# How to plot 3D curly brace

How do I plot a 3D curly brace that is scalable, but the curly parts remain intact, and can be altered where the labeling tip points to?

update:

I have tried insetting the string { into my graphics, and it looks more professional than the BSplineCurve I previously used, but still lacks adjustability.

Inset[
First@ImportString@
ExportString[
Style["{", RGBColor[0.25, 0.25, 0.25], FontSize -> 12,
FontFamily -> "Cambria Math"], "PDF"],
{0.12, 0, 1/2 + 0.045}, Center, 45]


The result looks something like this:

• It seems like a straightforward but very tedious task. What have you tried? Where did you get stuck? – Szabolcs Oct 16 '17 at 10:49
• Look at previous attempts, for example mathematica.stackexchange.com/questions/4374/… – user18792 Oct 16 '17 at 12:14
• @Szabolcs, I've been using BSplineCurve to make the braces and adjust it by GeometricTransformation. It looks somewhat unprofessional though. – 2ub Oct 16 '17 at 12:21
• @user18792, OK I'll take a look. – 2ub Oct 16 '17 at 12:23
• What do you mean by 3D? Something like in this question? mathematica.stackexchange.com/questions/128412/… – Chip Hurst Oct 16 '17 at 15:54

Here's a way to get most of what you want, stolen from Szabolcs here:

reg = BoundaryDiscretizeGraphics[
Text[Style["{", FontFamily -> "Cambria"]], _Text];
polyBase = FirstCase[Normal@Show[reg], _Polygon, None, Infinity];
poly = Polygon[
Prepend[#, ConstantArray[0, Length[#[[1]]]]] &@
Map[Rescale, Transpose@polyBase[[1]]] // Transpose
];


That gives you a polygon, which you can just mess with using GeometricTransformation.

Here's the base Polygon:

poly // Graphics3D


Note that you can change it with transformations:

GeometricTransformation[poly,
ScalingTransform[{1, 1, 3}]] // Graphics3D


And since it has been Rescale-d that now spans the z range [0, 3]. See also RotationTransform and TranslationTransform.

• pretty much what I want haha. – 2ub Oct 17 '17 at 7:36

§ Stored data
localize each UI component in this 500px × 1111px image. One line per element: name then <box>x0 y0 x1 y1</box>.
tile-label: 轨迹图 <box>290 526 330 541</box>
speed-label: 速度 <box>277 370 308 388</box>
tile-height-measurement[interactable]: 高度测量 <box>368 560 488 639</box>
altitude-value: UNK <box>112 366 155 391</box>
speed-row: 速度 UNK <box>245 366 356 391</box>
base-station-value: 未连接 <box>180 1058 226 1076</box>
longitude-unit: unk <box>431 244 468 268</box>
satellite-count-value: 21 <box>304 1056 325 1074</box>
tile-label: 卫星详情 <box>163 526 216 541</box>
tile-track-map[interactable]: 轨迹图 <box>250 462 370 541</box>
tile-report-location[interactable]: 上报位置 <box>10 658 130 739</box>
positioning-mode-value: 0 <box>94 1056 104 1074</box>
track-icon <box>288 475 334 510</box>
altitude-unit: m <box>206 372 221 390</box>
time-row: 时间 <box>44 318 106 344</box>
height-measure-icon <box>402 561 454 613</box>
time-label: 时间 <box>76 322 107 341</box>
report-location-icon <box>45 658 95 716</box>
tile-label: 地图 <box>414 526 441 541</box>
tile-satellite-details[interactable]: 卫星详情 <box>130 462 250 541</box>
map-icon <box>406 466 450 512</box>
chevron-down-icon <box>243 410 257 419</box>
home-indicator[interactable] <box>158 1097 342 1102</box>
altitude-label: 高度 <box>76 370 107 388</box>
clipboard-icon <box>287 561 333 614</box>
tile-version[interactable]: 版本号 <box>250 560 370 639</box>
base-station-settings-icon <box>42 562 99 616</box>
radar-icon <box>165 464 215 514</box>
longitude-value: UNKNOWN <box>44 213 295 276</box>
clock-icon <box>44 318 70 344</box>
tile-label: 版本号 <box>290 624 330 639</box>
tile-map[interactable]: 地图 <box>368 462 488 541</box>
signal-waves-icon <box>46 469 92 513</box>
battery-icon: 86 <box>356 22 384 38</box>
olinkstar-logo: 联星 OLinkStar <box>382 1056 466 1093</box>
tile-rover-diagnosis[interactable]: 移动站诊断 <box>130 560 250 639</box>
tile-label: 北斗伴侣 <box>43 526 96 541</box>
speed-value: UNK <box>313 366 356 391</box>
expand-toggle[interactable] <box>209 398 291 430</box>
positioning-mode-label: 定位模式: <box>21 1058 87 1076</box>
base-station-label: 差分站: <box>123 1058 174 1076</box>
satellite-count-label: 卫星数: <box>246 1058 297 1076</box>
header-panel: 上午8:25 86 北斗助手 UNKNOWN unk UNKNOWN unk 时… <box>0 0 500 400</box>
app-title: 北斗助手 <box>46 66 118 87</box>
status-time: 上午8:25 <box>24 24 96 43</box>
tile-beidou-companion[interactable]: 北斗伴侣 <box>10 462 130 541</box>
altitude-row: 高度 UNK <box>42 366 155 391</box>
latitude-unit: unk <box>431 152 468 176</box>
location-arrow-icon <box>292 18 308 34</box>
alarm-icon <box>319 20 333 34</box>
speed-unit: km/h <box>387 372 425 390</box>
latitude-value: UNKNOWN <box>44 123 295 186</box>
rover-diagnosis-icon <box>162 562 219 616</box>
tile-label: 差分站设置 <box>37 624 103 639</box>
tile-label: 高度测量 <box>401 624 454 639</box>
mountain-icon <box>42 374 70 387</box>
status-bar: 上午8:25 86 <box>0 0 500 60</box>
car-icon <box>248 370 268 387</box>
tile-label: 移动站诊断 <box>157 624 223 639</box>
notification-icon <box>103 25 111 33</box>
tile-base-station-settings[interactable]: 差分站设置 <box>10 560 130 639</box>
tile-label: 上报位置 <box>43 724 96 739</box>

§ Written request
In the curly brace thread:
(a) Which font family does the asker's Inset code set for the "{" character?
(b) Before trying Inset, what did the asker use to make the braces, and what did they adjust them with?
(c) After ScalingTransform[{1, 1, 3}] is applied, what z range does the polygon span?
You won't need the lines for this.

§ Result
(a) "Cambria Math"
(b) BSplineCurve, adjusted with GeometricTransformation
(c) [0, 3]